■ WHAT IS BEING ASKED: Take each line containing "Priser" and report it exactly as written.

■ DATASET RECORDS:
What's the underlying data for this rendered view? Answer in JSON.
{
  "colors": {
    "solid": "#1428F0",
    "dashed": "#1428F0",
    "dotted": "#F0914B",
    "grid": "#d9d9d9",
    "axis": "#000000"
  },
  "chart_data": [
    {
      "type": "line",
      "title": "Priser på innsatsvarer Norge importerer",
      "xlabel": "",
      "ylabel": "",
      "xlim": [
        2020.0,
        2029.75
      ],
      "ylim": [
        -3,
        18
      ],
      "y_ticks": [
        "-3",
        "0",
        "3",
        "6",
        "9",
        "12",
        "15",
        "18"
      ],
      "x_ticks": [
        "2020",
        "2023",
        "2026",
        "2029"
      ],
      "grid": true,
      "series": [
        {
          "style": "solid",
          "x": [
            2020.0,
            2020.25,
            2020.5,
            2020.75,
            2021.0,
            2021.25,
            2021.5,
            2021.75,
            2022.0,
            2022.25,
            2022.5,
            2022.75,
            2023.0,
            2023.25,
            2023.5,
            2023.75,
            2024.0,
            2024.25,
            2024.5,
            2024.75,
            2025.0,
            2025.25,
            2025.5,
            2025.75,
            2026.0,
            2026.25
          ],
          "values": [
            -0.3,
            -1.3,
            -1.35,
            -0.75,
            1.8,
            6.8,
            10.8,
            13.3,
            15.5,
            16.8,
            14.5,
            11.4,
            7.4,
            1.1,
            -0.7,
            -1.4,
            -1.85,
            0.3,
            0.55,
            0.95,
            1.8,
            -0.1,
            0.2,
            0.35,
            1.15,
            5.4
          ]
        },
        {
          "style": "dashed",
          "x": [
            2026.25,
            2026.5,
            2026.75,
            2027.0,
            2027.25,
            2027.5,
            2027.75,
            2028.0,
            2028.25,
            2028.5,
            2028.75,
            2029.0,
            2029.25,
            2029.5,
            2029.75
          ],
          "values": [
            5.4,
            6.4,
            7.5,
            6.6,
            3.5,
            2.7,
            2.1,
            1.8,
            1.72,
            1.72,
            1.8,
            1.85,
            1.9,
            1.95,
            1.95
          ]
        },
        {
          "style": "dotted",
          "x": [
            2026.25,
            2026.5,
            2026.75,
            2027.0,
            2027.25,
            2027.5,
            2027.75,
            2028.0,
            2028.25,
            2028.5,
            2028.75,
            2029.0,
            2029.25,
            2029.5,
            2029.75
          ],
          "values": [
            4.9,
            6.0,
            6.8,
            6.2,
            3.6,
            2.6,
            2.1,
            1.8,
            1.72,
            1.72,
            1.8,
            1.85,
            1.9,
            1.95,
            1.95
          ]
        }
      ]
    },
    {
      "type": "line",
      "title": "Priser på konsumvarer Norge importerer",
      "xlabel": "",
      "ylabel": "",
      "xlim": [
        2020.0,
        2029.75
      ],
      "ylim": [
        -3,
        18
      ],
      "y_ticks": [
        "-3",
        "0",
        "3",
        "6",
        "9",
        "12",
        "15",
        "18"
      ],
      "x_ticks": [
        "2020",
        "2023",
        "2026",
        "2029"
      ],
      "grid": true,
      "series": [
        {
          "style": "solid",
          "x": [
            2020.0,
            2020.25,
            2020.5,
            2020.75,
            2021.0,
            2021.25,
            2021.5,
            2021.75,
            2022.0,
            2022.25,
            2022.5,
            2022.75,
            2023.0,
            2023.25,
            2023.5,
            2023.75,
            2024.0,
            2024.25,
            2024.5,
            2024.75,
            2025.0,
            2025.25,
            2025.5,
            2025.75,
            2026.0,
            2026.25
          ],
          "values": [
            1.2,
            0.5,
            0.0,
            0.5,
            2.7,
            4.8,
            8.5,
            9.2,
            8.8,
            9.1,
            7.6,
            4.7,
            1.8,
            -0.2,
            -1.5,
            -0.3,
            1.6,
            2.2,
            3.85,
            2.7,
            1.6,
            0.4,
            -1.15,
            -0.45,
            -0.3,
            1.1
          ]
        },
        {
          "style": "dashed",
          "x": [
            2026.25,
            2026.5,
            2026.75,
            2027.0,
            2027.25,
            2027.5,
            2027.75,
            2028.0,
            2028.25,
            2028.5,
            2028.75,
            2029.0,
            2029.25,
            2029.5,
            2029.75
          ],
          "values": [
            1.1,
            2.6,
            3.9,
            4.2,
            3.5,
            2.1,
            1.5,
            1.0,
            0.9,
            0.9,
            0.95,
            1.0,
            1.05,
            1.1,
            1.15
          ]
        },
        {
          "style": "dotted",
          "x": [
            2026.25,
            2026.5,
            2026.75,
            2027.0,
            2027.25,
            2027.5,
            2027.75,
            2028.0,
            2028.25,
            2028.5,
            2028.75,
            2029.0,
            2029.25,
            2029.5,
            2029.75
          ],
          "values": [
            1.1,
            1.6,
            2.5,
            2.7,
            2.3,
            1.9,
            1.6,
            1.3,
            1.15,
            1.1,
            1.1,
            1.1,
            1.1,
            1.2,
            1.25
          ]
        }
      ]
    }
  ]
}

■ PROBLEM SOLUTION:
      "title": "Priser på innsatsvarer Norge importerer",
      "title": "Priser på konsumvarer Norge importerer",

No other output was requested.